PROBLEM REQUIREMENTS:
The records should be repeated word for word, pictures excluded.

DATA SECTION:
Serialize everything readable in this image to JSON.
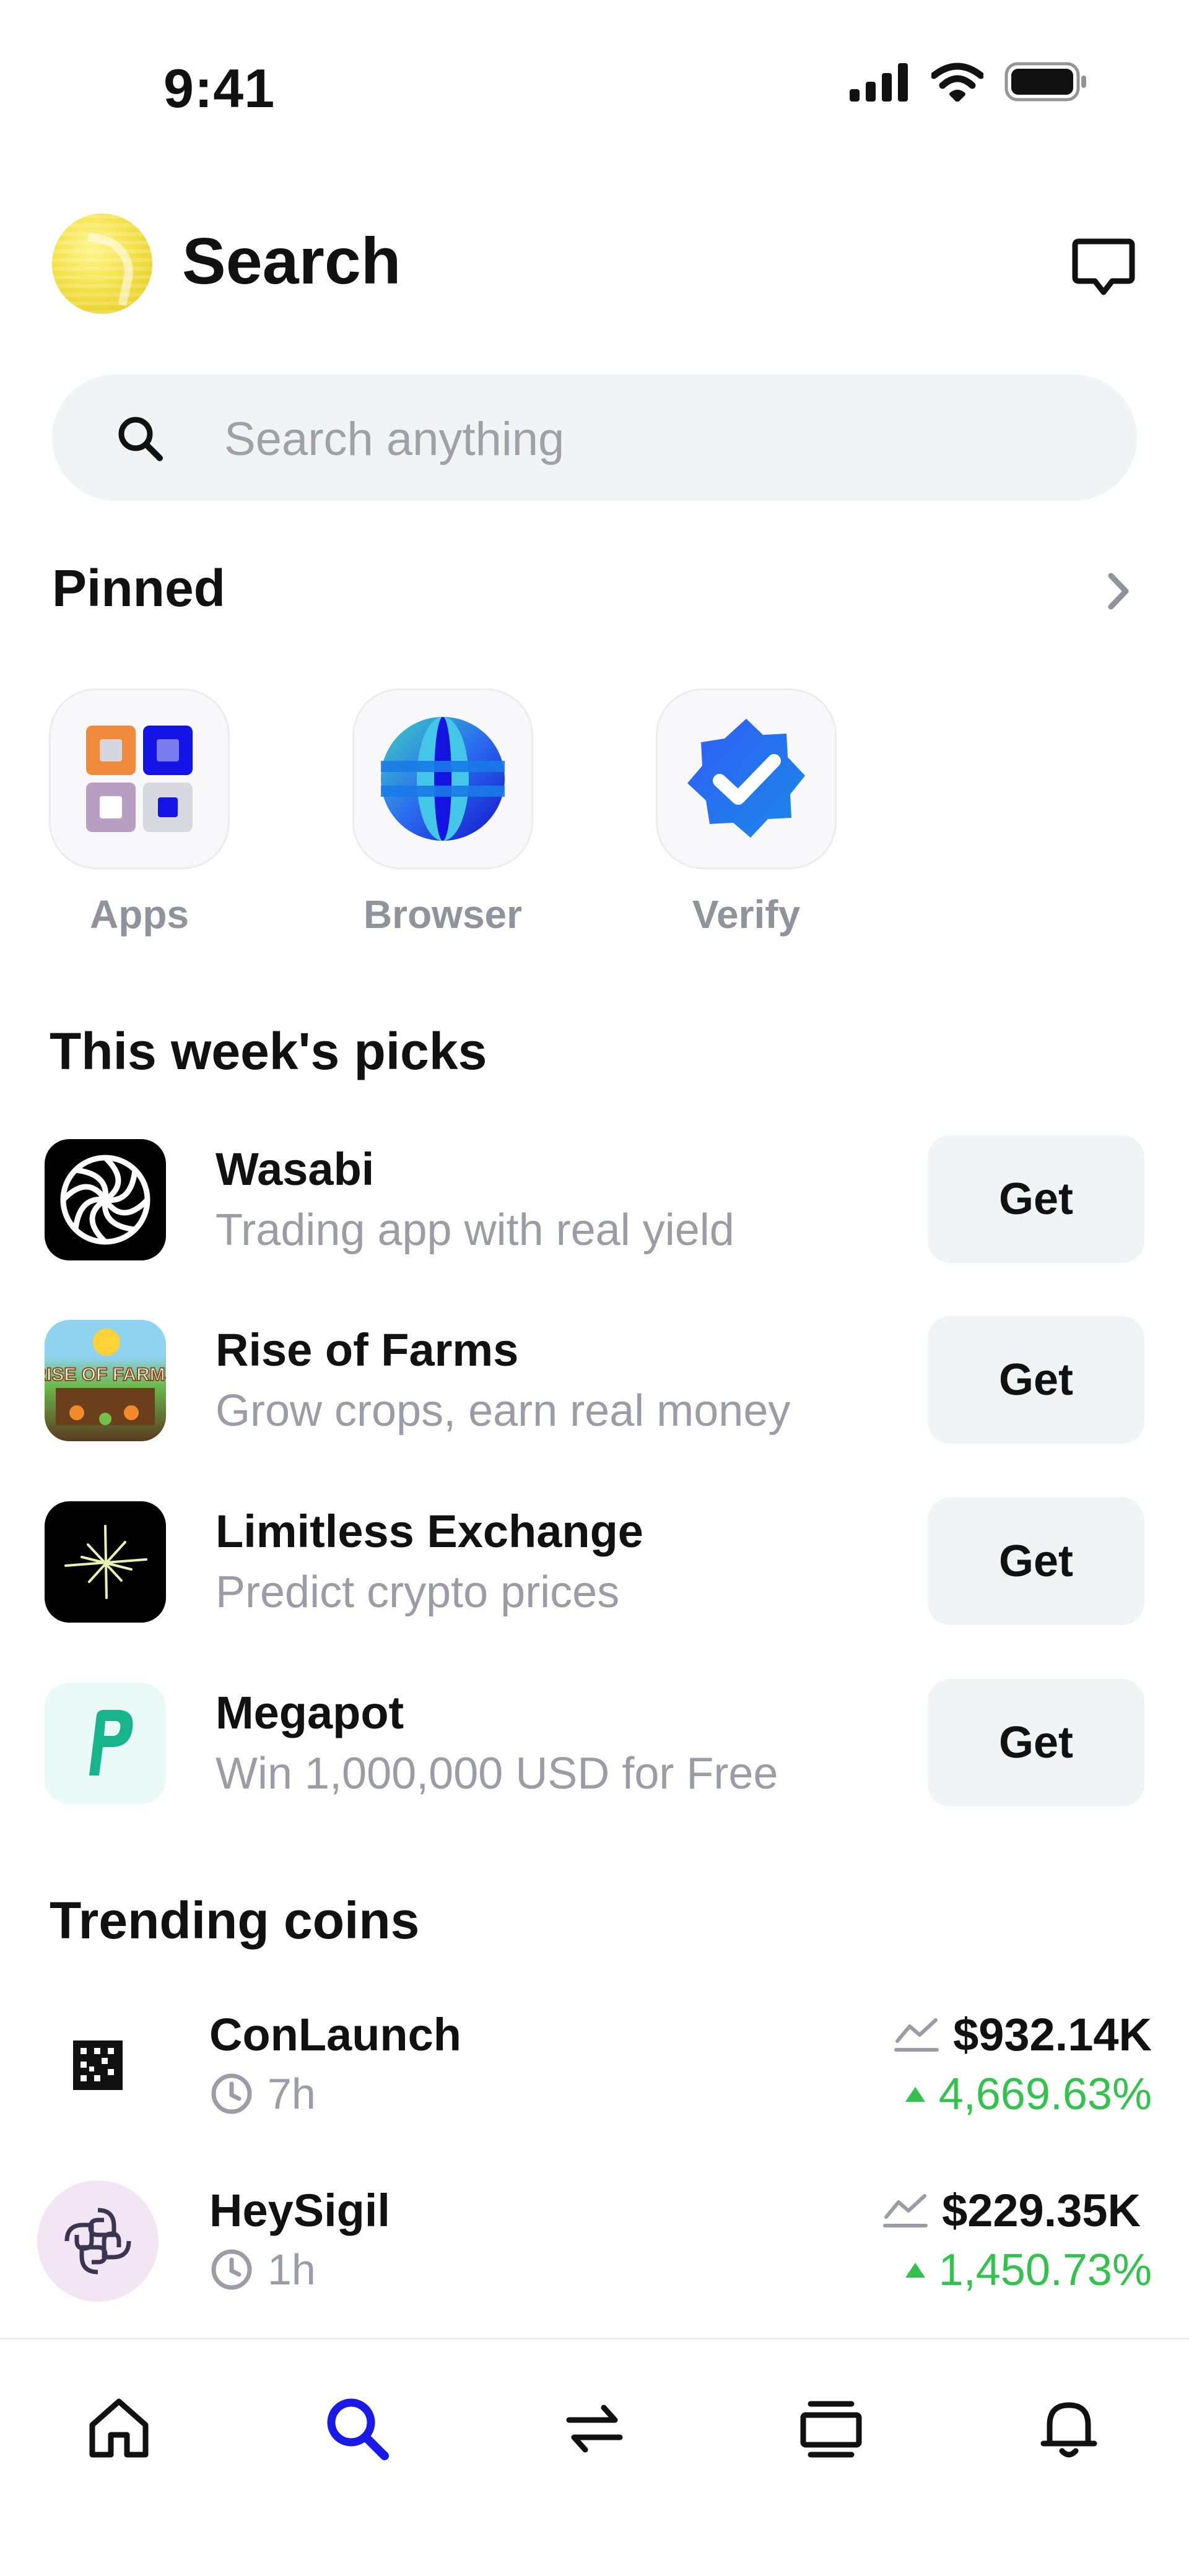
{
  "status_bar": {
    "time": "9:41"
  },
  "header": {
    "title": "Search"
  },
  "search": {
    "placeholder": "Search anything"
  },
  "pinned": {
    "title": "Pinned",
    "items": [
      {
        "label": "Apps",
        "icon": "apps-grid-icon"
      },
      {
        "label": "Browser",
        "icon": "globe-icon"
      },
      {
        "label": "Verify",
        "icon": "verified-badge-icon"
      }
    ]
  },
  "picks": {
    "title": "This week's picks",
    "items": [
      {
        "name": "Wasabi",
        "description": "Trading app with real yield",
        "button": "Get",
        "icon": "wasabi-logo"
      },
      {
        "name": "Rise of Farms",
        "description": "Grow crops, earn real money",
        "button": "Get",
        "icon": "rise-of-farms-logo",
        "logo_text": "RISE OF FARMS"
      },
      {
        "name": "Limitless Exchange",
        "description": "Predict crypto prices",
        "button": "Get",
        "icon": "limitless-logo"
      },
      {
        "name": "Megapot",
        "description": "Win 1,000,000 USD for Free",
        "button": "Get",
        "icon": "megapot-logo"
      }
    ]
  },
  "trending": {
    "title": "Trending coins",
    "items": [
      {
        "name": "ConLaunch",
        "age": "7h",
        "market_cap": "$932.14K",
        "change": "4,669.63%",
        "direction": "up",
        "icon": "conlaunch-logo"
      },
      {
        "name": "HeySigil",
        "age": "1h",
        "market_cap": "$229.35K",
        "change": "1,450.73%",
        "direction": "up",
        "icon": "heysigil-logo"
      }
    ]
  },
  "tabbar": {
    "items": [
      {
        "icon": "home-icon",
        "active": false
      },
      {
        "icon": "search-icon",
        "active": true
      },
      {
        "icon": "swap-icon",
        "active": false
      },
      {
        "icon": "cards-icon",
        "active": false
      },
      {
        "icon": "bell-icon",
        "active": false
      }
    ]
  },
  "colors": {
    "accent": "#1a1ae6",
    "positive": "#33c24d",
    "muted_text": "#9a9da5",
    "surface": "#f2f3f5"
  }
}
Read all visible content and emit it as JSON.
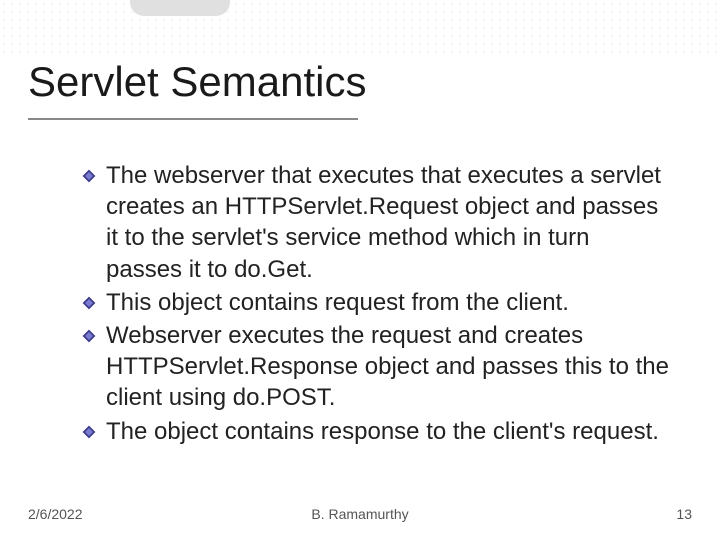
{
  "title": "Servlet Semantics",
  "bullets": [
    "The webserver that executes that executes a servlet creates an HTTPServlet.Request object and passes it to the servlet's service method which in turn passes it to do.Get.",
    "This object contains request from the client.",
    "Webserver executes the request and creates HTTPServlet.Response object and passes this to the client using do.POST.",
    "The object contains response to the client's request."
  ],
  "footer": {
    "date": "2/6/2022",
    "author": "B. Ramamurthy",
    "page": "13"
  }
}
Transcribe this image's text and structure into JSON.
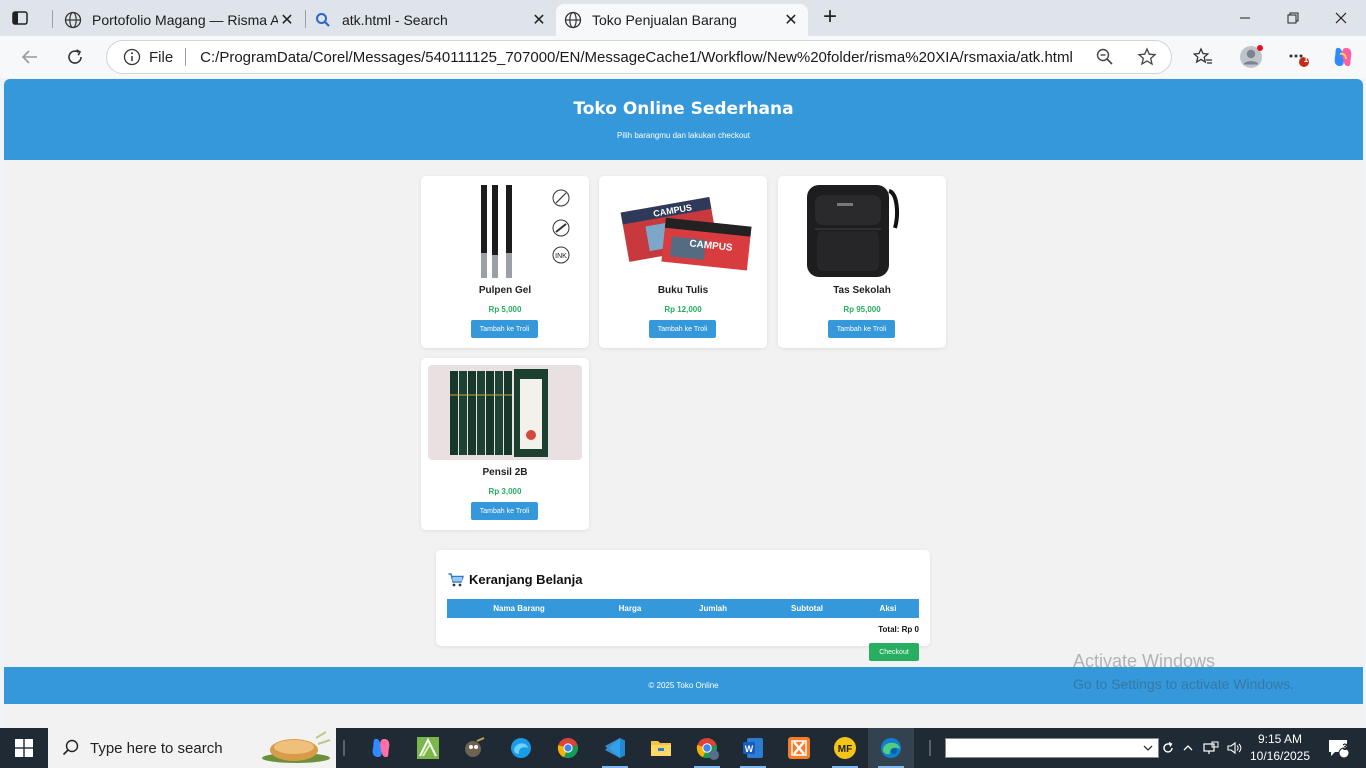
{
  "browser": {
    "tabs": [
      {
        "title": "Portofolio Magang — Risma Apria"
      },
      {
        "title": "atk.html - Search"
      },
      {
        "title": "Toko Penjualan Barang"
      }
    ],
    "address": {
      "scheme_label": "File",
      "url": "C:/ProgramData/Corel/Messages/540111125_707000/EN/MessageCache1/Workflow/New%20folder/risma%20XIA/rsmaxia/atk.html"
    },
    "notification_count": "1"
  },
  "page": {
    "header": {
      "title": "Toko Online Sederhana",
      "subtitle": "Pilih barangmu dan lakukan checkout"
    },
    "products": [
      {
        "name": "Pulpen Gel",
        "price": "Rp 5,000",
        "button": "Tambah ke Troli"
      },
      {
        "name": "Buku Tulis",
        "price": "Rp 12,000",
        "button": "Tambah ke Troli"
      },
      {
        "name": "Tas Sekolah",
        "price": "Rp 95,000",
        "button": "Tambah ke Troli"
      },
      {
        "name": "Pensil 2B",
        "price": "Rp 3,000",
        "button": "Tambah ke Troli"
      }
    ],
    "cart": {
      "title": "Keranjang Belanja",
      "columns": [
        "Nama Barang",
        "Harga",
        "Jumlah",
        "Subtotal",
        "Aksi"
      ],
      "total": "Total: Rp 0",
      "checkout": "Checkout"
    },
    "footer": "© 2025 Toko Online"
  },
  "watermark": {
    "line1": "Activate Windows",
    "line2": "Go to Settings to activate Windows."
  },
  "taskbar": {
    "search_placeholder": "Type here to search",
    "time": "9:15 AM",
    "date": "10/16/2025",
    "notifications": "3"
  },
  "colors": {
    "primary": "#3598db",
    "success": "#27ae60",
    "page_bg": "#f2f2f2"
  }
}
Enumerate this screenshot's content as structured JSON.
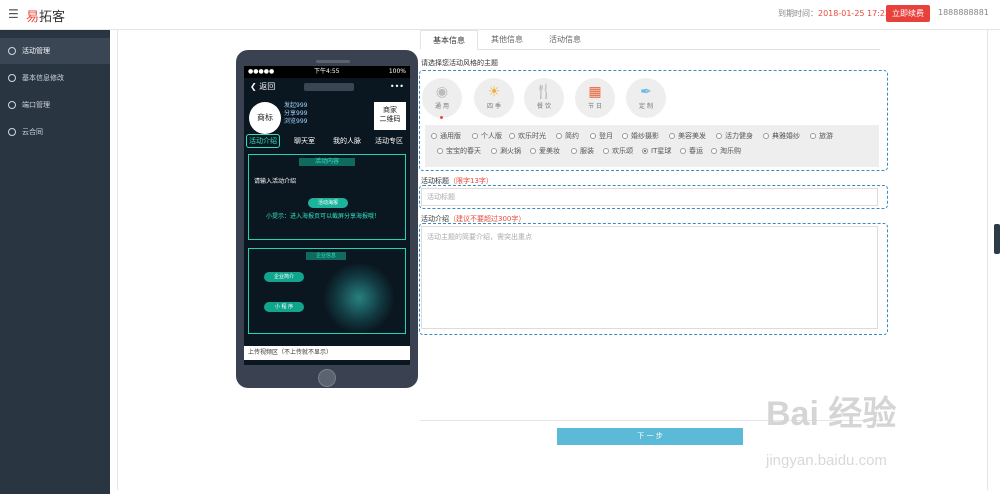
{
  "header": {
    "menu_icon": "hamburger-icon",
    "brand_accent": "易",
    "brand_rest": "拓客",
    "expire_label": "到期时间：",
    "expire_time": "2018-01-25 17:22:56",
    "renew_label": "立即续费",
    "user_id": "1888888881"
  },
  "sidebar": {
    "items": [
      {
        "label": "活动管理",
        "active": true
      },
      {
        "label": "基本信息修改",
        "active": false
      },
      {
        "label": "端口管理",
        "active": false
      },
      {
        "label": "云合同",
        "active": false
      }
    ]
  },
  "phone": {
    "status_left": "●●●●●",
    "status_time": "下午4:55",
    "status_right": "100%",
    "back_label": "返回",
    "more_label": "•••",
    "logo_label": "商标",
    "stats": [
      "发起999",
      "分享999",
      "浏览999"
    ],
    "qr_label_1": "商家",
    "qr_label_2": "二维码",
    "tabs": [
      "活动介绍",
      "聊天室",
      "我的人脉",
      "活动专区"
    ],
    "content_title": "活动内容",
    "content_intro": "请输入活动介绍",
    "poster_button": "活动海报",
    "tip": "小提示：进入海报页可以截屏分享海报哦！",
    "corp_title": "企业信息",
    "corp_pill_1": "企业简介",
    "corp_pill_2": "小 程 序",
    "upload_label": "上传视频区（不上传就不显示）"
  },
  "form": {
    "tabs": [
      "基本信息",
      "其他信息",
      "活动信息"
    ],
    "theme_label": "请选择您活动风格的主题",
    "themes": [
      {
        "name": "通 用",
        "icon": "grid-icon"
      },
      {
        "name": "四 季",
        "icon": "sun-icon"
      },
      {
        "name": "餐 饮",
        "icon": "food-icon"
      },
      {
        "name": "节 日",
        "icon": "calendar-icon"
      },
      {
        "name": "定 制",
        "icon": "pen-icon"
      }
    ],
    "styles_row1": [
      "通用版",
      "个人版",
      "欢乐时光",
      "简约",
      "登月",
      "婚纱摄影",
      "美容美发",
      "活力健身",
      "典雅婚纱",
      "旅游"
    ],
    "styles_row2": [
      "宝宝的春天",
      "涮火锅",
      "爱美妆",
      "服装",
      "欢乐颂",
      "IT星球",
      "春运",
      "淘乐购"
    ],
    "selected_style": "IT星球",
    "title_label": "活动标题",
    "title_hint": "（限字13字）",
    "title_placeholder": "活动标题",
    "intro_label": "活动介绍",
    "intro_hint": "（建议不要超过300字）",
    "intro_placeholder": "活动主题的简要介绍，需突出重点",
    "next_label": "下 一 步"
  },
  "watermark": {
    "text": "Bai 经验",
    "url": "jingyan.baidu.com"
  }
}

EXERCISE SOLUTION:
Serialize everything readable in this image to JSON.
{
  "status_bar": {
    "time": "9:41"
  },
  "header": {
    "title": "Search"
  },
  "search": {
    "placeholder": "Search anything"
  },
  "pinned": {
    "title": "Pinned",
    "items": [
      {
        "label": "Apps",
        "icon": "apps-grid-icon"
      },
      {
        "label": "Browser",
        "icon": "globe-icon"
      },
      {
        "label": "Verify",
        "icon": "verified-badge-icon"
      }
    ]
  },
  "picks": {
    "title": "This week's picks",
    "items": [
      {
        "name": "Wasabi",
        "description": "Trading app with real yield",
        "button": "Get",
        "icon": "wasabi-logo"
      },
      {
        "name": "Rise of Farms",
        "description": "Grow crops, earn real money",
        "button": "Get",
        "icon": "rise-of-farms-logo",
        "logo_text": "RISE OF FARMS"
      },
      {
        "name": "Limitless Exchange",
        "description": "Predict crypto prices",
        "button": "Get",
        "icon": "limitless-logo"
      },
      {
        "name": "Megapot",
        "description": "Win 1,000,000 USD for Free",
        "button": "Get",
        "icon": "megapot-logo"
      }
    ]
  },
  "trending": {
    "title": "Trending coins",
    "items": [
      {
        "name": "ConLaunch",
        "age": "7h",
        "market_cap": "$932.14K",
        "change": "4,669.63%",
        "direction": "up",
        "icon": "conlaunch-logo"
      },
      {
        "name": "HeySigil",
        "age": "1h",
        "market_cap": "$229.35K",
        "change": "1,450.73%",
        "direction": "up",
        "icon": "heysigil-logo"
      }
    ]
  },
  "tabbar": {
    "items": [
      {
        "icon": "home-icon",
        "active": false
      },
      {
        "icon": "search-icon",
        "active": true
      },
      {
        "icon": "swap-icon",
        "active": false
      },
      {
        "icon": "cards-icon",
        "active": false
      },
      {
        "icon": "bell-icon",
        "active": false
      }
    ]
  },
  "colors": {
    "accent": "#1a1ae6",
    "positive": "#33c24d",
    "muted_text": "#9a9da5",
    "surface": "#f2f3f5"
  }
}
Read all visible content and emit it as JSON.
{
  "title": "Servlet Semantics",
  "bullets": [
    "The webserver that executes that executes a servlet creates an HTTPServlet.Request object and passes it to the servlet's service method which in turn passes it to do.Get.",
    "This object contains request from the client.",
    "Webserver executes the request and creates HTTPServlet.Response object and passes this to the client using do.POST.",
    "The object contains response to the client's request."
  ],
  "footer": {
    "date": "2/6/2022",
    "author": "B. Ramamurthy",
    "page": "13"
  }
}
Transcribe this image's text and structure into JSON.
{
  "browser": {
    "tabs": [
      {
        "title": "Portofolio Magang — Risma Apria"
      },
      {
        "title": "atk.html - Search"
      },
      {
        "title": "Toko Penjualan Barang"
      }
    ],
    "address": {
      "scheme_label": "File",
      "url": "C:/ProgramData/Corel/Messages/540111125_707000/EN/MessageCache1/Workflow/New%20folder/risma%20XIA/rsmaxia/atk.html"
    },
    "notification_count": "1"
  },
  "page": {
    "header": {
      "title": "Toko Online Sederhana",
      "subtitle": "Pilih barangmu dan lakukan checkout"
    },
    "products": [
      {
        "name": "Pulpen Gel",
        "price": "Rp 5,000",
        "button": "Tambah ke Troli"
      },
      {
        "name": "Buku Tulis",
        "price": "Rp 12,000",
        "button": "Tambah ke Troli"
      },
      {
        "name": "Tas Sekolah",
        "price": "Rp 95,000",
        "button": "Tambah ke Troli"
      },
      {
        "name": "Pensil 2B",
        "price": "Rp 3,000",
        "button": "Tambah ke Troli"
      }
    ],
    "cart": {
      "title": "Keranjang Belanja",
      "columns": [
        "Nama Barang",
        "Harga",
        "Jumlah",
        "Subtotal",
        "Aksi"
      ],
      "total": "Total: Rp 0",
      "checkout": "Checkout"
    },
    "footer": "© 2025 Toko Online"
  },
  "watermark": {
    "line1": "Activate Windows",
    "line2": "Go to Settings to activate Windows."
  },
  "taskbar": {
    "search_placeholder": "Type here to search",
    "time": "9:15 AM",
    "date": "10/16/2025",
    "notifications": "3"
  },
  "colors": {
    "primary": "#3598db",
    "success": "#27ae60",
    "page_bg": "#f2f2f2"
  }
}
Enumerate this screenshot's content as structured JSON.
{
  "header": {
    "menu_icon": "hamburger-icon",
    "brand_accent": "易",
    "brand_rest": "拓客",
    "expire_label": "到期时间：",
    "expire_time": "2018-01-25 17:22:56",
    "renew_label": "立即续费",
    "user_id": "1888888881"
  },
  "sidebar": {
    "items": [
      {
        "label": "活动管理",
        "active": true
      },
      {
        "label": "基本信息修改",
        "active": false
      },
      {
        "label": "端口管理",
        "active": false
      },
      {
        "label": "云合同",
        "active": false
      }
    ]
  },
  "phone": {
    "status_left": "●●●●●",
    "status_time": "下午4:55",
    "status_right": "100%",
    "back_label": "返回",
    "more_label": "•••",
    "logo_label": "商标",
    "stats": [
      "发起999",
      "分享999",
      "浏览999"
    ],
    "qr_label_1": "商家",
    "qr_label_2": "二维码",
    "tabs": [
      "活动介绍",
      "聊天室",
      "我的人脉",
      "活动专区"
    ],
    "content_title": "活动内容",
    "content_intro": "请输入活动介绍",
    "poster_button": "活动海报",
    "tip": "小提示：进入海报页可以截屏分享海报哦！",
    "corp_title": "企业信息",
    "corp_pill_1": "企业简介",
    "corp_pill_2": "小 程 序",
    "upload_label": "上传视频区（不上传就不显示）"
  },
  "form": {
    "tabs": [
      "基本信息",
      "其他信息",
      "活动信息"
    ],
    "theme_label": "请选择您活动风格的主题",
    "themes": [
      {
        "name": "通 用",
        "icon": "grid-icon"
      },
      {
        "name": "四 季",
        "icon": "sun-icon"
      },
      {
        "name": "餐 饮",
        "icon": "food-icon"
      },
      {
        "name": "节 日",
        "icon": "calendar-icon"
      },
      {
        "name": "定 制",
        "icon": "pen-icon"
      }
    ],
    "styles_row1": [
      "通用版",
      "个人版",
      "欢乐时光",
      "简约",
      "登月",
      "婚纱摄影",
      "美容美发",
      "活力健身",
      "典雅婚纱",
      "旅游"
    ],
    "styles_row2": [
      "宝宝的春天",
      "涮火锅",
      "爱美妆",
      "服装",
      "欢乐颂",
      "IT星球",
      "春运",
      "淘乐购"
    ],
    "selected_style": "IT星球",
    "title_label": "活动标题",
    "title_hint": "（限字13字）",
    "title_placeholder": "活动标题",
    "intro_label": "活动介绍",
    "intro_hint": "（建议不要超过300字）",
    "intro_placeholder": "活动主题的简要介绍，需突出重点",
    "next_label": "下 一 步"
  },
  "watermark": {
    "text": "Bai 经验",
    "url": "jingyan.baidu.com"
  }
}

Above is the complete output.